## [Problem to solve]
Copy each line of the records that holds the string "rate".

## [Record list]
**********
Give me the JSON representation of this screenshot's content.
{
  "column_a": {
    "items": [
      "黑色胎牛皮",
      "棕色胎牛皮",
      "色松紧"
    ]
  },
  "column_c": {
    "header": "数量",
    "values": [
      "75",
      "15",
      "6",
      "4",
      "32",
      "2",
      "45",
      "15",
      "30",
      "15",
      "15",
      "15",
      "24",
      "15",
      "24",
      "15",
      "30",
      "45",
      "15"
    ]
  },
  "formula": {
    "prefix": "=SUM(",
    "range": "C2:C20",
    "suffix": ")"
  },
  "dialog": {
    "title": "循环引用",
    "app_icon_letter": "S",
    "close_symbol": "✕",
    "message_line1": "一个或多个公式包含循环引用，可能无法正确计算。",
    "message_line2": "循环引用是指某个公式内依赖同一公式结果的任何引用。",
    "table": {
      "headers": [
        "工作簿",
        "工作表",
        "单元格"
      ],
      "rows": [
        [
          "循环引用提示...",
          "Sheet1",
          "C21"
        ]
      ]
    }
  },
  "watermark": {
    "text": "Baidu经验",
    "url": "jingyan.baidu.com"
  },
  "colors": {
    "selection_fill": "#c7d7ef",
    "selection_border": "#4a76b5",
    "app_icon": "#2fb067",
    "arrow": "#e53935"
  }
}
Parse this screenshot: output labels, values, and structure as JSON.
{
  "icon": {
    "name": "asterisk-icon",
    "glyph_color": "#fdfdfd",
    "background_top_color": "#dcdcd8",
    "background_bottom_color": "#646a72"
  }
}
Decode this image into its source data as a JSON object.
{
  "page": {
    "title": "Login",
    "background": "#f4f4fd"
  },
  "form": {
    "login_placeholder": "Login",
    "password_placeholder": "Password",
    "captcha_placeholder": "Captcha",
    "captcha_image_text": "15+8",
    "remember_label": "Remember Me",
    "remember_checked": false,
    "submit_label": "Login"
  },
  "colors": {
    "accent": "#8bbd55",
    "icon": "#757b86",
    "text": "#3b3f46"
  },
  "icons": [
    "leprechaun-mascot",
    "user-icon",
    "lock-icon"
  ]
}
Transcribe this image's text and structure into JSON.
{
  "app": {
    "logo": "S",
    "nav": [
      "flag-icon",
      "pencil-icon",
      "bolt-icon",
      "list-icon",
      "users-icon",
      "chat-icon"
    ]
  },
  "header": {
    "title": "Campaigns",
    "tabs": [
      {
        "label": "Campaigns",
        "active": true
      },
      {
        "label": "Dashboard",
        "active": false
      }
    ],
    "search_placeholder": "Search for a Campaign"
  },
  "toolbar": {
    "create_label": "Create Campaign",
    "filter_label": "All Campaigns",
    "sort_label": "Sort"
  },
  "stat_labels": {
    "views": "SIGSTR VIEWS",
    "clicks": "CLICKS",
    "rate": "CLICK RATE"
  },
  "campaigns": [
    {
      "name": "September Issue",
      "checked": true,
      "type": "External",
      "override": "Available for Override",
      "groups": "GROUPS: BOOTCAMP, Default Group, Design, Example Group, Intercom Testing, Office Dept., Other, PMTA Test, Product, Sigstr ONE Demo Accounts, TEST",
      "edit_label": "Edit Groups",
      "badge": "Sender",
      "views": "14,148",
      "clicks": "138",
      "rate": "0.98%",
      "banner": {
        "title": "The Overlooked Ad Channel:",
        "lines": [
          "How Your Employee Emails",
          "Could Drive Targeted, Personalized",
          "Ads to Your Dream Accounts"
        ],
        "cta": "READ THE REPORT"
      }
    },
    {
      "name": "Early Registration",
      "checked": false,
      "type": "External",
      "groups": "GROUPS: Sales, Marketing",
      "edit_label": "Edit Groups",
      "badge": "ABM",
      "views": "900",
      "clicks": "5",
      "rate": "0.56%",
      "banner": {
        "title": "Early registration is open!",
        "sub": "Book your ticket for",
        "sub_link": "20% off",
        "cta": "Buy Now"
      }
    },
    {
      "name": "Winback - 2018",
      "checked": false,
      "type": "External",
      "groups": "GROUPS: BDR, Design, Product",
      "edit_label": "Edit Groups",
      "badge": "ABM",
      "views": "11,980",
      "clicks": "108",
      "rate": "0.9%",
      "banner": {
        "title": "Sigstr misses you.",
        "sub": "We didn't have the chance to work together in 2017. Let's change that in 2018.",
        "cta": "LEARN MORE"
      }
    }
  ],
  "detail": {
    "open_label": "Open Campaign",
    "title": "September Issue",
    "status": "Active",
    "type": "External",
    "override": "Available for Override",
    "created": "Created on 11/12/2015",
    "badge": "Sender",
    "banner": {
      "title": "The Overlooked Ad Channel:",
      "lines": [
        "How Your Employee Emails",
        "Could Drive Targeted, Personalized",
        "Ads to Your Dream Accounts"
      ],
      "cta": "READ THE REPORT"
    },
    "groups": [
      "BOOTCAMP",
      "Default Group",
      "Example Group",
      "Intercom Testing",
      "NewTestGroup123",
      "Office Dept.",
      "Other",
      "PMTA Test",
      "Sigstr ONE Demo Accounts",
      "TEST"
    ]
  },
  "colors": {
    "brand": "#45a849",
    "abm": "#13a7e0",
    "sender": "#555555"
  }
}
**********
## [Worked solution]
    "rate": "CLICK RATE"
      "rate": "0.98%",
      "rate": "0.56%",
      "rate": "0.9%",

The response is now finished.